* Challenge *
Keep only the lines that hold the string "предпринимателя", filtering out the rest of the entries below.

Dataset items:
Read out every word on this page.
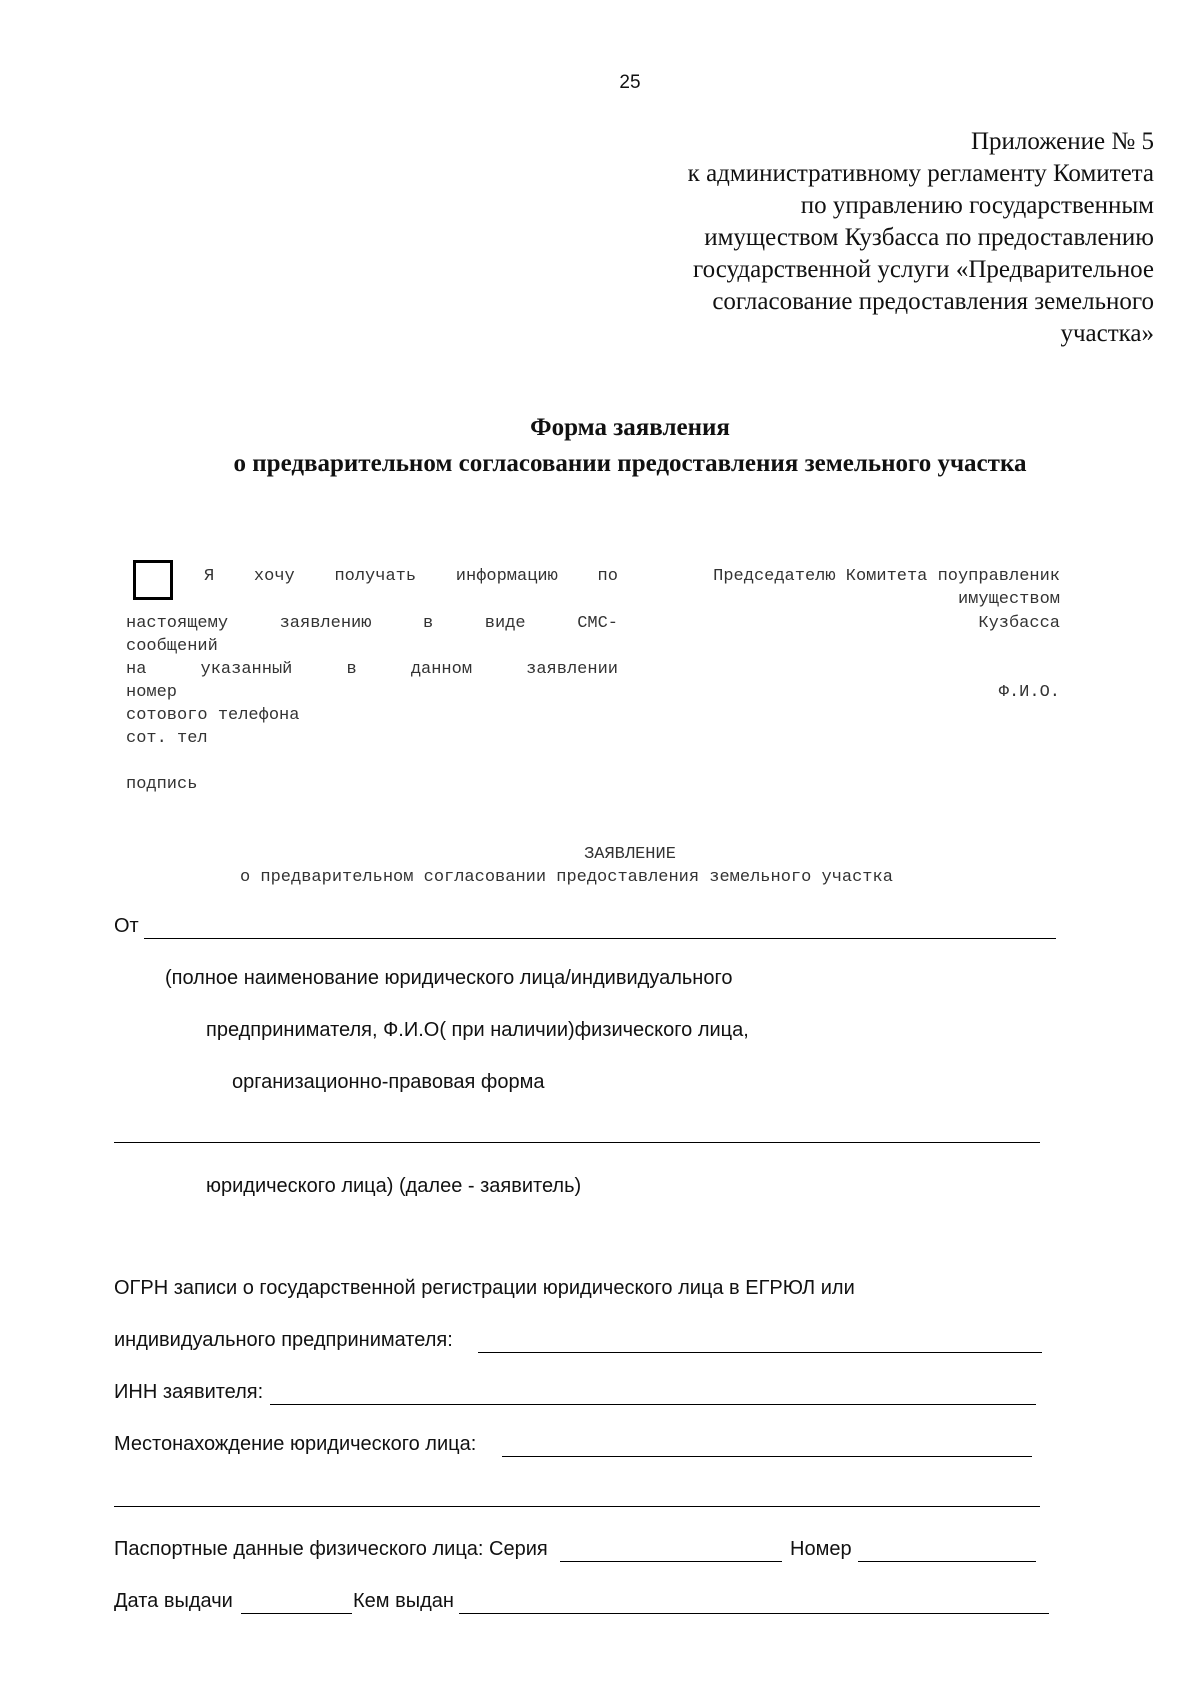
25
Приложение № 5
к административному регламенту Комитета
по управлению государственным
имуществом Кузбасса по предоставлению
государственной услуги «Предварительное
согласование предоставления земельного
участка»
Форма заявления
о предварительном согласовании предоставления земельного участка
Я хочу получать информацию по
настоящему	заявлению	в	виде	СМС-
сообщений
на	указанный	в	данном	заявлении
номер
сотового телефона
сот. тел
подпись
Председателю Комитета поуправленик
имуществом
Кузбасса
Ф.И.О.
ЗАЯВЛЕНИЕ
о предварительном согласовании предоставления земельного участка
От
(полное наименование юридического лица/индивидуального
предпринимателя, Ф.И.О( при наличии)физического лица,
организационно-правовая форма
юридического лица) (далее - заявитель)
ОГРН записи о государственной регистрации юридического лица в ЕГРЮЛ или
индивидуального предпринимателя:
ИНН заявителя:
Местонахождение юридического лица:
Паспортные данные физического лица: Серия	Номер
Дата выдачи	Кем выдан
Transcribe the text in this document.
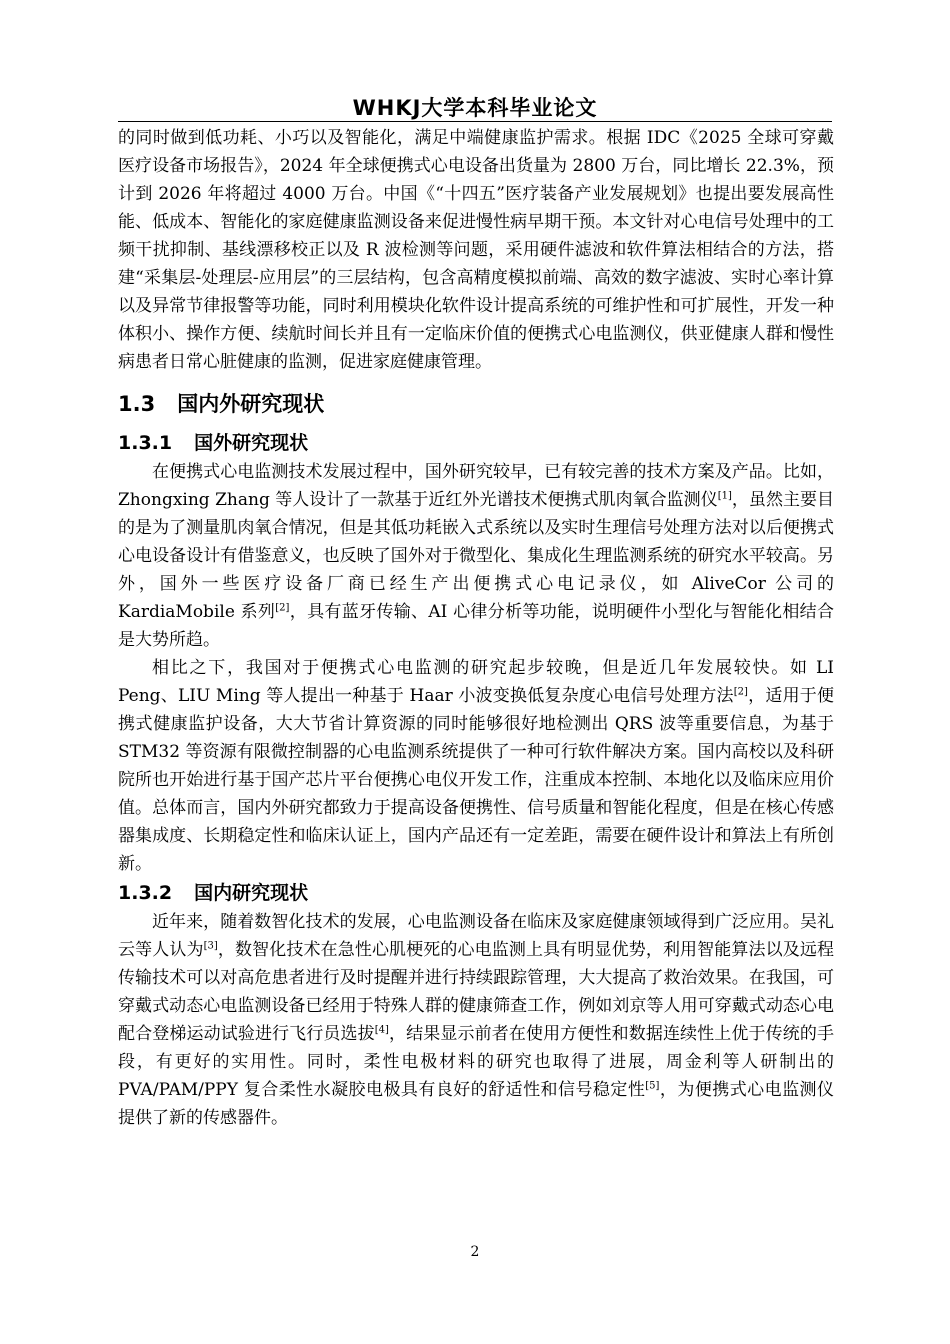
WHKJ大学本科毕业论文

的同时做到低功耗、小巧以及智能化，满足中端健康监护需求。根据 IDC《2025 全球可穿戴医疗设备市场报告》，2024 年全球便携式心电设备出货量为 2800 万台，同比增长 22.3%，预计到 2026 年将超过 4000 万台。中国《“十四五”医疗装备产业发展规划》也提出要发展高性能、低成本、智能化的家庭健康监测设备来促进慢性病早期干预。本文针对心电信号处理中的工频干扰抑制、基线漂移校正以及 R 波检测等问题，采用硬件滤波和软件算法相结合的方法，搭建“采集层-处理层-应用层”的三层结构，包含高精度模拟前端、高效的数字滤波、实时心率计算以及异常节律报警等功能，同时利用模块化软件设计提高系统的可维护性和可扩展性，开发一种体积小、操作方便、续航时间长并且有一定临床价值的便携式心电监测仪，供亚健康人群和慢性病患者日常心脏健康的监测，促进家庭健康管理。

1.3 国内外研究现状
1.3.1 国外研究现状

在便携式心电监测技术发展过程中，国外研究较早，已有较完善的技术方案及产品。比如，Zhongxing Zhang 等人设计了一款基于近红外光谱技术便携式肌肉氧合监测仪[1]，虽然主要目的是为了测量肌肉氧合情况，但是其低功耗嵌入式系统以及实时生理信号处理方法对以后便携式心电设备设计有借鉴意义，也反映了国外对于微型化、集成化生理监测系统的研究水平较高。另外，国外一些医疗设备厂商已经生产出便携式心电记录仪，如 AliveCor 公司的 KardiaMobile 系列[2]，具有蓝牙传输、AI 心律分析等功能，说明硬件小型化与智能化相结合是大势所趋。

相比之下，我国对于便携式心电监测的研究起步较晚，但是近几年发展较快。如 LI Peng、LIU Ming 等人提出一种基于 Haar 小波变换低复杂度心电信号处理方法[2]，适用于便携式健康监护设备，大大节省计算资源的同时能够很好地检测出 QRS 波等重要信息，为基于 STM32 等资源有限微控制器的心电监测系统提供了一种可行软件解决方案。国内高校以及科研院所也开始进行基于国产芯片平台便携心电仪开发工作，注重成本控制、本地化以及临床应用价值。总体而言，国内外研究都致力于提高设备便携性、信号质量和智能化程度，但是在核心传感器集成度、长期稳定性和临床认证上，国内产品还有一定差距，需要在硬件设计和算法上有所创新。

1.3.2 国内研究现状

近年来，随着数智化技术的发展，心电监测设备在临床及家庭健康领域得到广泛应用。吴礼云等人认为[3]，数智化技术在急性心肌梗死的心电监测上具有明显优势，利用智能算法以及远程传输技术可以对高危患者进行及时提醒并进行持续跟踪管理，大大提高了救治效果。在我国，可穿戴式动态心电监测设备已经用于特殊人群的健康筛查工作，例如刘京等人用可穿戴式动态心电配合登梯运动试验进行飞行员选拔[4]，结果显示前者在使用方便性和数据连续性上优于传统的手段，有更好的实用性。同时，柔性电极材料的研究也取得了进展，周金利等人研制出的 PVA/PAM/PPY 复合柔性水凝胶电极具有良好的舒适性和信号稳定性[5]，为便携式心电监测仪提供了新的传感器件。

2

* Full answer *
предпринимателя, Ф.И.О( при наличии)физического лица,
индивидуального предпринимателя:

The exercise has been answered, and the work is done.